— Prompt A —
In the abstract on the Australia-Thailand HIV/AIDS partnership, which agreement led the Australian government to fund the project?
— Prompt B —
Please continue the abstract on the Australia-Thailand HIV/AIDS partnership from where it stops.

— Extract to read —
▬▬▬▬▬▬▬▬▬▬

Australia-Thailand HIV/AIDS community sector partnership
Issues: It is well established that globalisation and HIV are interconnected, though not necessarily in constructive ways. However, it is possible for the imperative of free trade characteristic of globalisation to present new opportunities for community-based responses to HIV prevention among sexual minorities.
Description: ACON and the Rainbow Sky Association of Thailand (RSAT) are two community-based organisations working on HIV/AIDS issues and the health of sexual minorities, based in Sydney and Bangkok respectively. In 2006/07, they worked together on a mutual capacity building project that consisted of a series of exchanges between the two organisations. This project was funded by the Australian government (at the time neo-conservative and generally hostile to sexual minorities) as a result of the 2005 Free Trade Agreement between Australia and Thailand. Key areas of capacity development included organisational strengthening and program development for RSAT, and work with Thai gay men in Sydney and international engagement for ACON. The project has enabled both organisations to establish a meaningful bilateral connection, outside traditional international development frameworks that are often the conduit of relations between health organisations from developed and developing countries.

▬▬▬▬▬▬▬▬▬▬

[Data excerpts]

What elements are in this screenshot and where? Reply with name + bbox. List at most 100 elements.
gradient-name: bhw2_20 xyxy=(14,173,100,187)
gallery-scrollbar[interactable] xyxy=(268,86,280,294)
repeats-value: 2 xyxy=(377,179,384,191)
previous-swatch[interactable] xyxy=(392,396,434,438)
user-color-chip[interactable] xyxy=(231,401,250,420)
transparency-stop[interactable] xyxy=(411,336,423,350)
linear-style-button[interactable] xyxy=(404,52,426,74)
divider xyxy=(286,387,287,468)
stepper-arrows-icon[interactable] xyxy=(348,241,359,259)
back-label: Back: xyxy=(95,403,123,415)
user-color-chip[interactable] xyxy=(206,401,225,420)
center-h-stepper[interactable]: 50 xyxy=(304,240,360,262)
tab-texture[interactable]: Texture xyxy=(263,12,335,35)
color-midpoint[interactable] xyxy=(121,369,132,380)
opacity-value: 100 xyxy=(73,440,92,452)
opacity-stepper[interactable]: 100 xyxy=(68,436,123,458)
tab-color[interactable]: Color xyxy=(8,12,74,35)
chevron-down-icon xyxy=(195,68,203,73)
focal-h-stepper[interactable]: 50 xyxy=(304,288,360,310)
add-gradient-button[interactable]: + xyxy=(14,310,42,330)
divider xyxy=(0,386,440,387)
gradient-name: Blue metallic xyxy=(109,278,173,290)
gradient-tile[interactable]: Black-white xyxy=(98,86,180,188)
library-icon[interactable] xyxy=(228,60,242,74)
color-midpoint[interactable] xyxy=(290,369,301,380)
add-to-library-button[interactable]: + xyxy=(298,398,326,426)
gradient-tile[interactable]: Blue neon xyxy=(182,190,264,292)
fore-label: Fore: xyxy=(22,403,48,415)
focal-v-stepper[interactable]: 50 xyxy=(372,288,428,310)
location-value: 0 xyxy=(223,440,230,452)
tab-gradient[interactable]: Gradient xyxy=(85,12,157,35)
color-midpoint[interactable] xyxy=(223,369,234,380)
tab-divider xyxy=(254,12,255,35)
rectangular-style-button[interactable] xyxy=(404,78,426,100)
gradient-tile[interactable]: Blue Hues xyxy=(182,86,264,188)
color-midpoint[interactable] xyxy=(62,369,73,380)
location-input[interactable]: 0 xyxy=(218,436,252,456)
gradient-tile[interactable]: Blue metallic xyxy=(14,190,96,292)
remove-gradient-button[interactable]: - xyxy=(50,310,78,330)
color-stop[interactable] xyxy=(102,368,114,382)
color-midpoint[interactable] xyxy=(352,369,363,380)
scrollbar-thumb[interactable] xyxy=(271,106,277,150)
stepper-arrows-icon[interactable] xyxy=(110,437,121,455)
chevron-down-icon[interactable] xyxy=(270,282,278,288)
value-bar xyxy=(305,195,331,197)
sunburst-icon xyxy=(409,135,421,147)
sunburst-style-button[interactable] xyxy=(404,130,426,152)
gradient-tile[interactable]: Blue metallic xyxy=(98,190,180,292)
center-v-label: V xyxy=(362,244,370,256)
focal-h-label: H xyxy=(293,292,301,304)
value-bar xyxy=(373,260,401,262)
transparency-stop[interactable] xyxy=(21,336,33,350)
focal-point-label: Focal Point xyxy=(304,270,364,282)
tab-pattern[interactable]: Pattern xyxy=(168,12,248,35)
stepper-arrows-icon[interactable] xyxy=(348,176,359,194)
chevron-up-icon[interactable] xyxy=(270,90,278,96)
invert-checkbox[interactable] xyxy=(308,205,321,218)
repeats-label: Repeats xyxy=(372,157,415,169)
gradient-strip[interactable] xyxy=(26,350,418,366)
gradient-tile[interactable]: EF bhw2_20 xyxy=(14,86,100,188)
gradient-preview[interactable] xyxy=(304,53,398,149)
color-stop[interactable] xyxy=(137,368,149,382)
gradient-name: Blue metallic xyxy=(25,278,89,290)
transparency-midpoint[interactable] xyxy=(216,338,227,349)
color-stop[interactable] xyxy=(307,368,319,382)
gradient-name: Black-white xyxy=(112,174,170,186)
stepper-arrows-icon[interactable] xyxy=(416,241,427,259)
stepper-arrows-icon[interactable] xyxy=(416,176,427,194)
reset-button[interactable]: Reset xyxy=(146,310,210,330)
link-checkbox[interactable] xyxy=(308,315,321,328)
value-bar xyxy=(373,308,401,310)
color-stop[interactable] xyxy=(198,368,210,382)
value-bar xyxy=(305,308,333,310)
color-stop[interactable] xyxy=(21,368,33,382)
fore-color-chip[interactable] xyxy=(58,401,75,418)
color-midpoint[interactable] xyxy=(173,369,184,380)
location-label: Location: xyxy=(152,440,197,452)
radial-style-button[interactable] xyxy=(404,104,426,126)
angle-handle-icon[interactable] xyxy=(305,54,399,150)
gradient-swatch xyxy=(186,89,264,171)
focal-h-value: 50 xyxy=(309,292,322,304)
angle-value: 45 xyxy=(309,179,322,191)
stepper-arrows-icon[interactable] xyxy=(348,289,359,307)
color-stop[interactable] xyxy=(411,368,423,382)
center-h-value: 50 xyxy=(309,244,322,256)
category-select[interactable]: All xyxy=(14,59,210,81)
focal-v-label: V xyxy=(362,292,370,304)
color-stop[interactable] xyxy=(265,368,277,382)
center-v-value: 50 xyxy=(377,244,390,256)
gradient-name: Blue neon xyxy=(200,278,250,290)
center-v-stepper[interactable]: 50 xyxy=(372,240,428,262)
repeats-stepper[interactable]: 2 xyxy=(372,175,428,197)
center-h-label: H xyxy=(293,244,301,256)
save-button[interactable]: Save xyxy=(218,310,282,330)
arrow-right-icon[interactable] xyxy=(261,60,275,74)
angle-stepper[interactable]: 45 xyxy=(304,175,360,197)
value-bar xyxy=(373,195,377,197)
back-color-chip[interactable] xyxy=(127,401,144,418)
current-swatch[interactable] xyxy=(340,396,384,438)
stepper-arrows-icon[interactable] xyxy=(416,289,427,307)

▬▬▬▬▬▬▬▬▬▬

— Answer space A —
The 2005 Free Trade Agreement between Australia and Thailand.

— Answer space B —
Lessons learned: Globalisation can generate unexpected and contradictory opportunities that may benefit socially marginalised groups and promote reciprocity and cooperation between organisations in different countries. However, these opportunities must be specifically pursued and carefully managed to extract their greatest benefits. The implementation of a capacity development partnership project involves many complex administrative, communication and conceptual challenges but can be of great benefit to organisations addressing HIV in their local communities.
Next steps: The link between ACON and RSAT has continued to be maintained through collaborative prevention activities. Arrangements between countries based on trade policy should be investigated, especially by community-based organisations, as potential means of establishing international relationships with like organisations.